| Listed entries |
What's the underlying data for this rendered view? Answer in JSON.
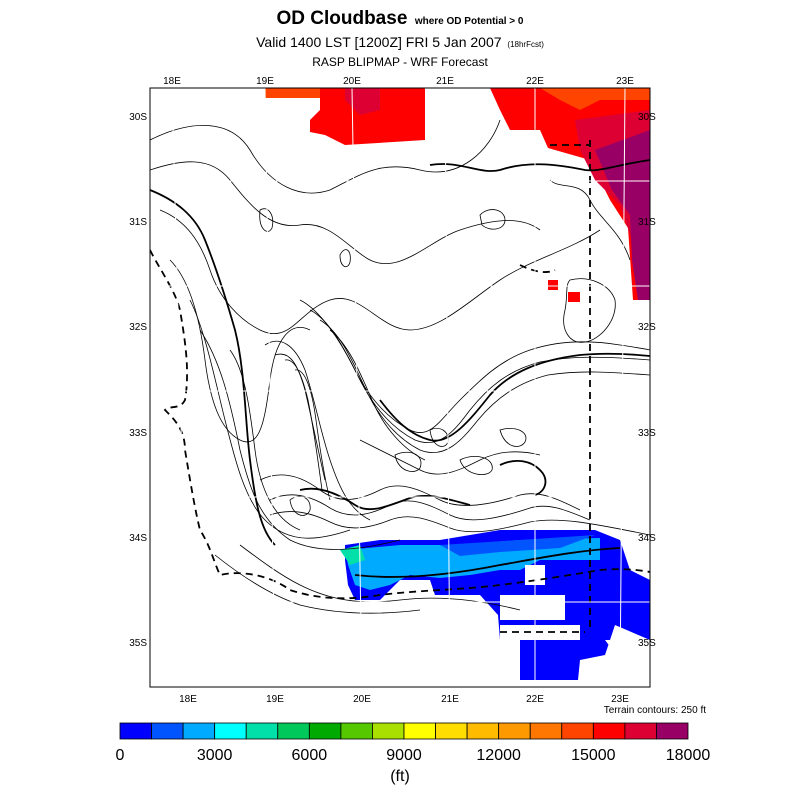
{
  "title": {
    "main": "OD Cloudbase",
    "sub": "where OD Potential > 0",
    "valid": "Valid 1400 LST [1200Z] FRI 5 Jan 2007",
    "forecast": "(18hrFcst)",
    "source": "RASP BLIPMAP - WRF Forecast"
  },
  "map": {
    "lon_labels_top": [
      "18E",
      "19E",
      "20E",
      "21E",
      "22E",
      "23E"
    ],
    "lon_labels_bottom": [
      "18E",
      "19E",
      "20E",
      "21E",
      "22E",
      "23E"
    ],
    "lat_labels_left": [
      "30S",
      "31S",
      "32S",
      "33S",
      "34S",
      "35S"
    ],
    "lat_labels_right": [
      "30S",
      "31S",
      "32S",
      "33S",
      "34S",
      "35S"
    ],
    "terrain_note": "Terrain contours: 250 ft",
    "colors": {
      "frame": "#000000",
      "graticule": "#ffffff",
      "contour": "#000000",
      "coast": "#000000"
    }
  },
  "legend": {
    "colors": [
      "#0000ff",
      "#0055ff",
      "#00aaff",
      "#00ffff",
      "#00e0a8",
      "#00c85a",
      "#00aa00",
      "#55c800",
      "#aae000",
      "#ffff00",
      "#ffdd00",
      "#ffbb00",
      "#ff9900",
      "#ff7700",
      "#ff4400",
      "#ff0000",
      "#dd0033",
      "#990066"
    ],
    "labels": [
      "0",
      "3000",
      "6000",
      "9000",
      "12000",
      "15000",
      "18000"
    ],
    "min": 0,
    "max": 18000,
    "unit": "(ft)"
  }
}
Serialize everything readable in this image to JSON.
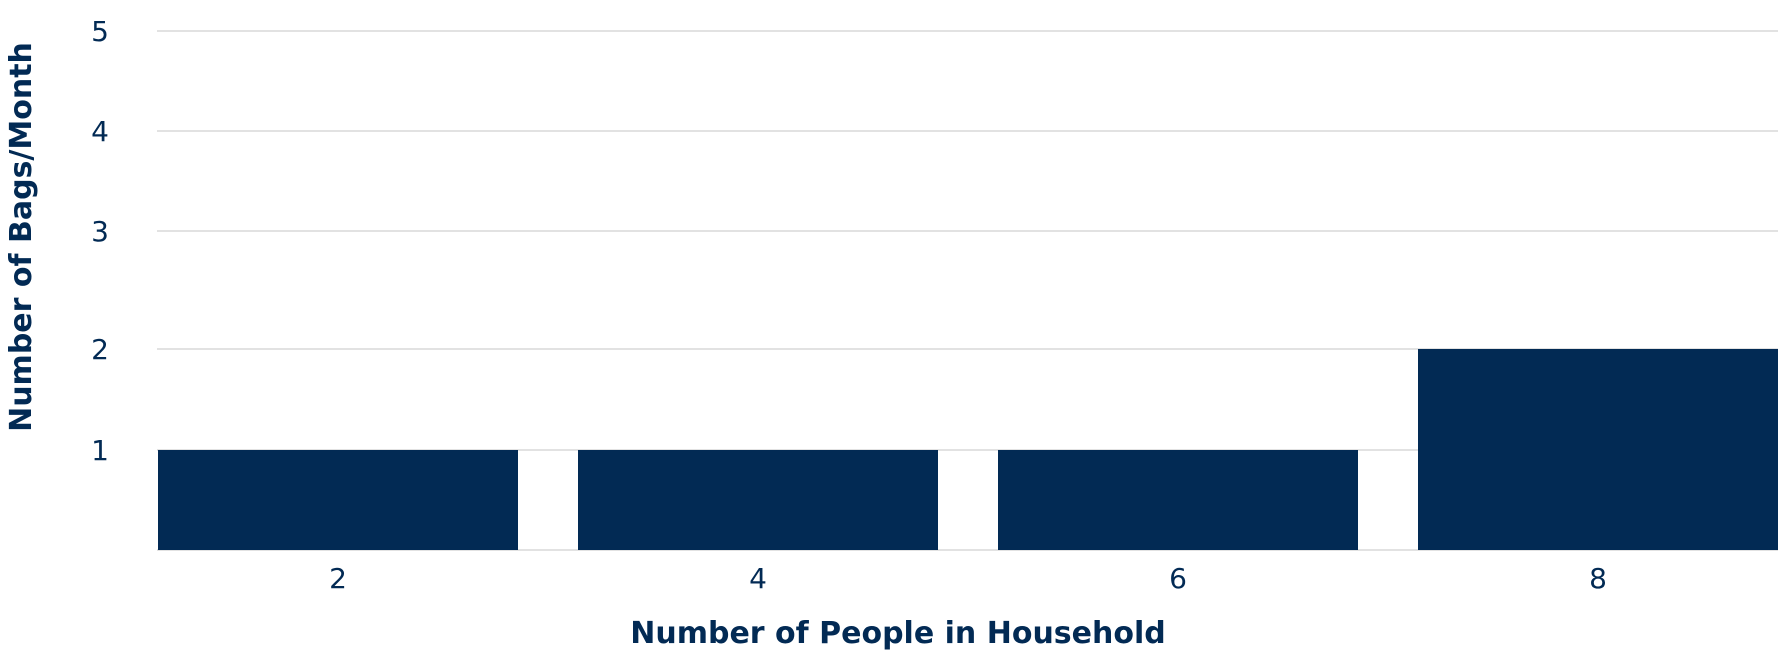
{
  "chart_data": {
    "type": "bar",
    "categories": [
      "2",
      "4",
      "6",
      "8"
    ],
    "values": [
      1,
      1,
      1,
      2
    ],
    "title": "",
    "xlabel": "Number of People in Household",
    "ylabel": "Number of Bags/Month",
    "ylim": [
      0,
      5
    ],
    "yticks": [
      1,
      2,
      3,
      4,
      5
    ],
    "grid": true,
    "bar_color": "#022a54",
    "text_color": "#022a54",
    "grid_color": "#d9d9d9"
  }
}
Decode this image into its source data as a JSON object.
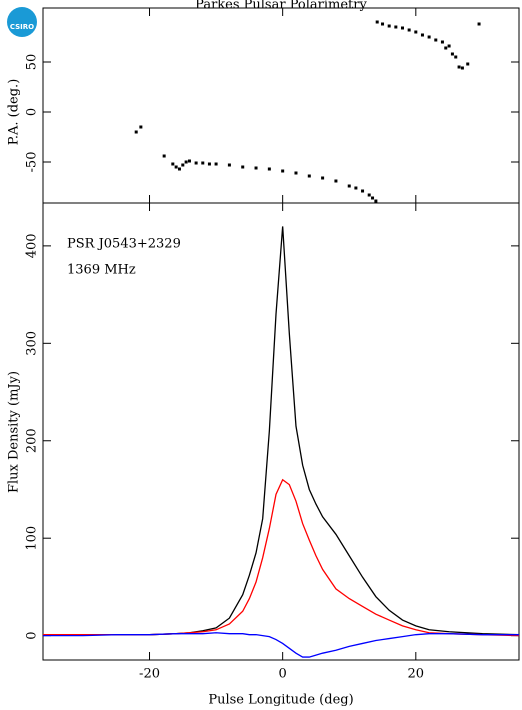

| Instructions to follow |
Extract the text of all the records above verbatim, excluding pictures.

| Solution to this problem |
What's the underlying data for this rendered view? Answer in JSON.
{
  "title": {
    "main": "OD Cloudbase",
    "sub": "where OD Potential > 0",
    "valid": "Valid 1400 LST [1200Z] FRI 5 Jan 2007",
    "forecast": "(18hrFcst)",
    "source": "RASP BLIPMAP - WRF Forecast"
  },
  "map": {
    "lon_labels_top": [
      "18E",
      "19E",
      "20E",
      "21E",
      "22E",
      "23E"
    ],
    "lon_labels_bottom": [
      "18E",
      "19E",
      "20E",
      "21E",
      "22E",
      "23E"
    ],
    "lat_labels_left": [
      "30S",
      "31S",
      "32S",
      "33S",
      "34S",
      "35S"
    ],
    "lat_labels_right": [
      "30S",
      "31S",
      "32S",
      "33S",
      "34S",
      "35S"
    ],
    "terrain_note": "Terrain contours: 250 ft",
    "colors": {
      "frame": "#000000",
      "graticule": "#ffffff",
      "contour": "#000000",
      "coast": "#000000"
    }
  },
  "legend": {
    "colors": [
      "#0000ff",
      "#0055ff",
      "#00aaff",
      "#00ffff",
      "#00e0a8",
      "#00c85a",
      "#00aa00",
      "#55c800",
      "#aae000",
      "#ffff00",
      "#ffdd00",
      "#ffbb00",
      "#ff9900",
      "#ff7700",
      "#ff4400",
      "#ff0000",
      "#dd0033",
      "#990066"
    ],
    "labels": [
      "0",
      "3000",
      "6000",
      "9000",
      "12000",
      "15000",
      "18000"
    ],
    "min": 0,
    "max": 18000,
    "unit": "(ft)"
  }
}
Serialize everything readable in this image to JSON.
{
  "chart_data": {
    "type": "bar",
    "categories": [
      "2",
      "4",
      "6",
      "8"
    ],
    "values": [
      1,
      1,
      1,
      2
    ],
    "title": "",
    "xlabel": "Number of People in Household",
    "ylabel": "Number of Bags/Month",
    "ylim": [
      0,
      5
    ],
    "yticks": [
      1,
      2,
      3,
      4,
      5
    ],
    "grid": true,
    "bar_color": "#022a54",
    "text_color": "#022a54",
    "grid_color": "#d9d9d9"
  }
}
Decode this image into its source data as a JSON object.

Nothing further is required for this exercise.